Stored records
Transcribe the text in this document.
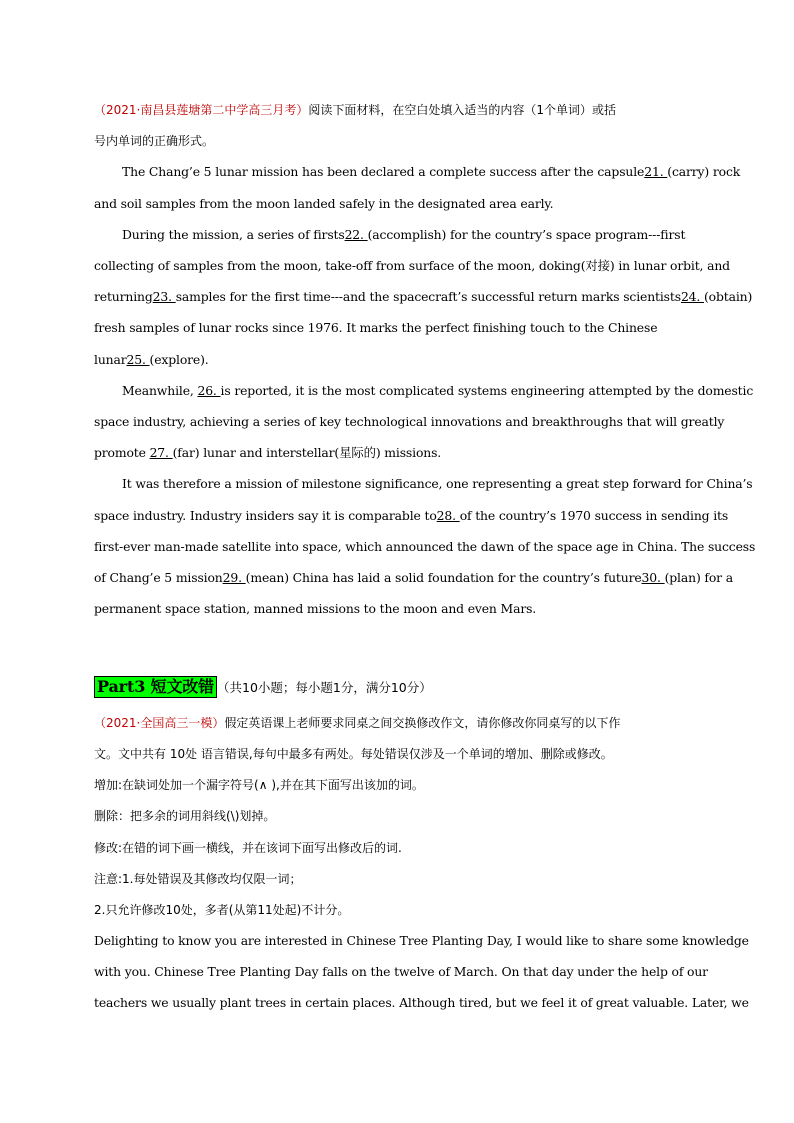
（2021·南昌县莲塘第二中学高三月考）阅读下面材料，在空白处填入适当的内容（1个单词）或括
号内单词的正确形式。
The Chang’e 5 lunar mission has been declared a complete success after the capsule21. (carry) rock
and soil samples from the moon landed safely in the designated area early.
During the mission, a series of firsts22. (accomplish) for the country’s space program---first
collecting of samples from the moon, take-off from surface of the moon, doking(对接) in lunar orbit, and
returning23. samples for the first time---and the spacecraft’s successful return marks scientists24. (obtain)
fresh samples of lunar rocks since 1976. It marks the perfect finishing touch to the Chinese
lunar25. (explore).
Meanwhile, 26. is reported, it is the most complicated systems engineering attempted by the domestic
space industry, achieving a series of key technological innovations and breakthroughs that will greatly
promote 27. (far) lunar and interstellar(星际的) missions.
It was therefore a mission of milestone significance, one representing a great step forward for China’s
space industry. Industry insiders say it is comparable to28. of the country’s 1970 success in sending its
first-ever man-made satellite into space, which announced the dawn of the space age in China. The success
of Chang’e 5 mission29. (mean) China has laid a solid foundation for the country’s future30. (plan) for a
permanent space station, manned missions to the moon and even Mars.
Part3 短文改错 （共10小题；每小题1分，满分10分）
（2021·全国高三一模）假定英语课上老师要求同桌之间交换修改作文，请你修改你同桌写的以下作
文。文中共有 10处 语言错误,每句中最多有两处。每处错误仅涉及一个单词的增加、删除或修改。
增加:在缺词处加一个漏字符号(∧ ),并在其下面写出该加的词。
删除：把多余的词用斜线(\)划掉。
修改:在错的词下画一横线，并在该词下面写出修改后的词.
注意:1.每处错误及其修改均仅限一词；
2.只允许修改10处，多者(从第11处起)不计分。
Delighting to know you are interested in Chinese Tree Planting Day, I would like to share some knowledge
with you. Chinese Tree Planting Day falls on the twelve of March. On that day under the help of our
teachers we usually plant trees in certain places. Although tired, but we feel it of great valuable. Later, we
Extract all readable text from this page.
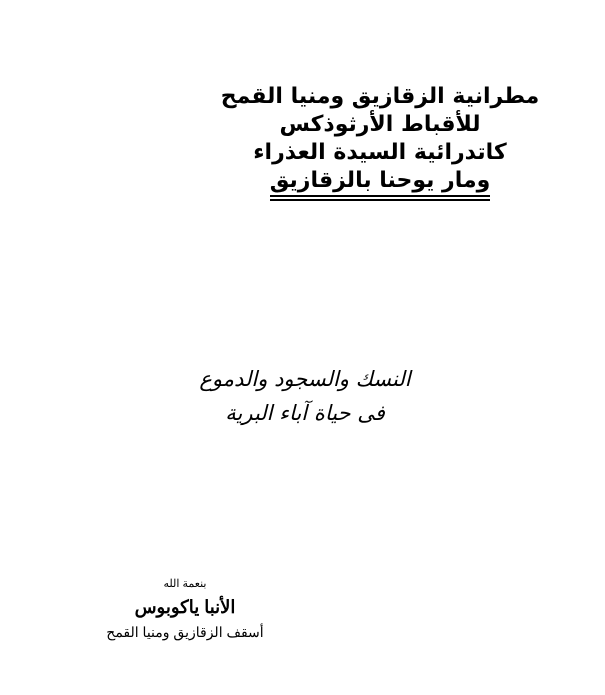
مطرانية الزقازيق ومنيا القمح
للأقباط الأرثوذكس
كاتدرائية السيدة العذراء
ومار يوحنا بالزقازيق
النسك والسجود والدموع
فى حياة آباء البرية
بنعمة الله
الأنبا ياكوبوس
أسقف الزقازيق ومنيا القمح
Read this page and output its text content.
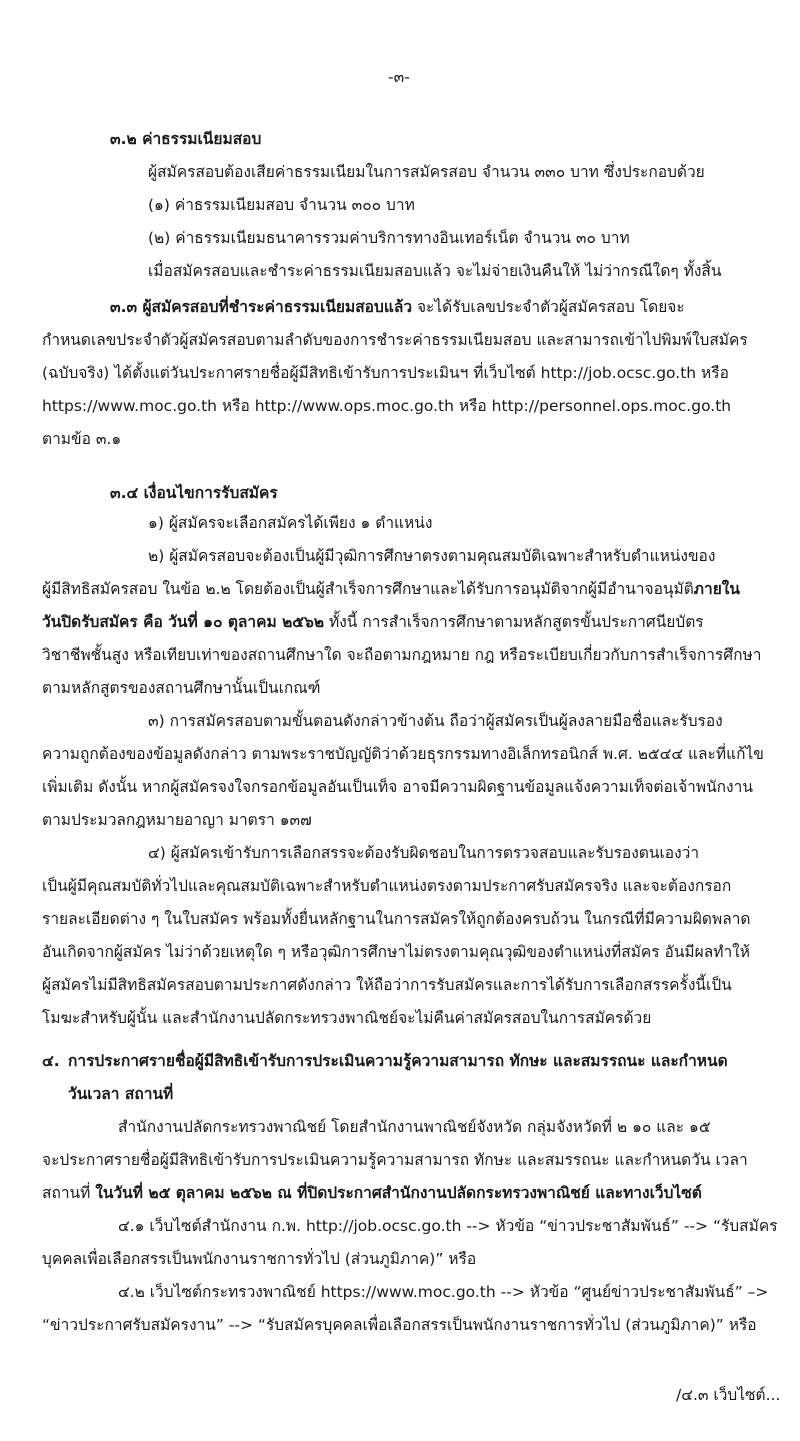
-๓-
๓.๒ ค่าธรรมเนียมสอบ
ผู้สมัครสอบต้องเสียค่าธรรมเนียมในการสมัครสอบ จำนวน ๓๓๐ บาท ซึ่งประกอบด้วย
(๑) ค่าธรรมเนียมสอบ จำนวน ๓๐๐ บาท
(๒) ค่าธรรมเนียมธนาคารรวมค่าบริการทางอินเทอร์เน็ต จำนวน ๓๐ บาท
เมื่อสมัครสอบและชำระค่าธรรมเนียมสอบแล้ว จะไม่จ่ายเงินคืนให้ ไม่ว่ากรณีใดๆ ทั้งสิ้น
๓.๓ ผู้สมัครสอบที่ชำระค่าธรรมเนียมสอบแล้ว จะได้รับเลขประจำตัวผู้สมัครสอบ โดยจะ
กำหนดเลขประจำตัวผู้สมัครสอบตามลำดับของการชำระค่าธรรมเนียมสอบ และสามารถเข้าไปพิมพ์ใบสมัคร
(ฉบับจริง) ได้ตั้งแต่วันประกาศรายชื่อผู้มีสิทธิเข้ารับการประเมินฯ ที่เว็บไซต์ http://job.ocsc.go.th หรือ
https://www.moc.go.th หรือ http://www.ops.moc.go.th หรือ http://personnel.ops.moc.go.th
ตามข้อ ๓.๑
๓.๔ เงื่อนไขการรับสมัคร
๑) ผู้สมัครจะเลือกสมัครได้เพียง ๑ ตำแหน่ง
๒) ผู้สมัครสอบจะต้องเป็นผู้มีวุฒิการศึกษาตรงตามคุณสมบัติเฉพาะสำหรับตำแหน่งของ
ผู้มีสิทธิสมัครสอบ ในข้อ ๒.๒ โดยต้องเป็นผู้สำเร็จการศึกษาและได้รับการอนุมัติจากผู้มีอำนาจอนุมัติภายใน
วันปิดรับสมัคร คือ วันที่ ๑๐ ตุลาคม ๒๕๖๒ ทั้งนี้ การสำเร็จการศึกษาตามหลักสูตรขั้นประกาศนียบัตร
วิชาชีพชั้นสูง หรือเทียบเท่าของสถานศึกษาใด จะถือตามกฎหมาย กฎ หรือระเบียบเกี่ยวกับการสำเร็จการศึกษา
ตามหลักสูตรของสถานศึกษานั้นเป็นเกณฑ์
๓) การสมัครสอบตามขั้นตอนดังกล่าวข้างต้น ถือว่าผู้สมัครเป็นผู้ลงลายมือชื่อและรับรอง
ความถูกต้องของข้อมูลดังกล่าว ตามพระราชบัญญัติว่าด้วยธุรกรรมทางอิเล็กทรอนิกส์ พ.ศ. ๒๕๔๔ และที่แก้ไข
เพิ่มเติม ดังนั้น หากผู้สมัครจงใจกรอกข้อมูลอันเป็นเท็จ อาจมีความผิดฐานข้อมูลแจ้งความเท็จต่อเจ้าพนักงาน
ตามประมวลกฎหมายอาญา มาตรา ๑๓๗
๔) ผู้สมัครเข้ารับการเลือกสรรจะต้องรับผิดชอบในการตรวจสอบและรับรองตนเองว่า
เป็นผู้มีคุณสมบัติทั่วไปและคุณสมบัติเฉพาะสำหรับตำแหน่งตรงตามประกาศรับสมัครจริง และจะต้องกรอก
รายละเอียดต่าง ๆ ในใบสมัคร พร้อมทั้งยื่นหลักฐานในการสมัครให้ถูกต้องครบถ้วน ในกรณีที่มีความผิดพลาด
อันเกิดจากผู้สมัคร ไม่ว่าด้วยเหตุใด ๆ หรือวุฒิการศึกษาไม่ตรงตามคุณวุฒิของตำแหน่งที่สมัคร อันมีผลทำให้
ผู้สมัครไม่มีสิทธิสมัครสอบตามประกาศดังกล่าว ให้ถือว่าการรับสมัครและการได้รับการเลือกสรรครั้งนี้เป็น
โมฆะสำหรับผู้นั้น และสำนักงานปลัดกระทรวงพาณิชย์จะไม่คืนค่าสมัครสอบในการสมัครด้วย
๔. การประกาศรายชื่อผู้มีสิทธิเข้ารับการประเมินความรู้ความสามารถ ทักษะ และสมรรถนะ และกำหนด
วันเวลา สถานที่
สำนักงานปลัดกระทรวงพาณิชย์ โดยสำนักงานพาณิชย์จังหวัด กลุ่มจังหวัดที่ ๒ ๑๐ และ ๑๕
จะประกาศรายชื่อผู้มีสิทธิเข้ารับการประเมินความรู้ความสามารถ ทักษะ และสมรรถนะ และกำหนดวัน เวลา
สถานที่ ในวันที่ ๒๕ ตุลาคม ๒๕๖๒ ณ ที่ปิดประกาศสำนักงานปลัดกระทรวงพาณิชย์ และทางเว็บไซต์
๔.๑ เว็บไซต์สำนักงาน ก.พ. http://job.ocsc.go.th --> หัวข้อ “ข่าวประชาสัมพันธ์” --> “รับสมัคร
บุคคลเพื่อเลือกสรรเป็นพนักงานราชการทั่วไป (ส่วนภูมิภาค)” หรือ
๔.๒ เว็บไซต์กระทรวงพาณิชย์ https://www.moc.go.th --> หัวข้อ “ศูนย์ข่าวประชาสัมพันธ์” –>
“ข่าวประกาศรับสมัครงาน” --> “รับสมัครบุคคลเพื่อเลือกสรรเป็นพนักงานราชการทั่วไป (ส่วนภูมิภาค)” หรือ
/๔.๓ เว็บไซต์...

| What you have to do |
Pick out the lines above containing the word "text", then copy them.

| Finished exercise |
Transcribe the text in this document.
Extract all readable text from this page.
Read this page and output its text content.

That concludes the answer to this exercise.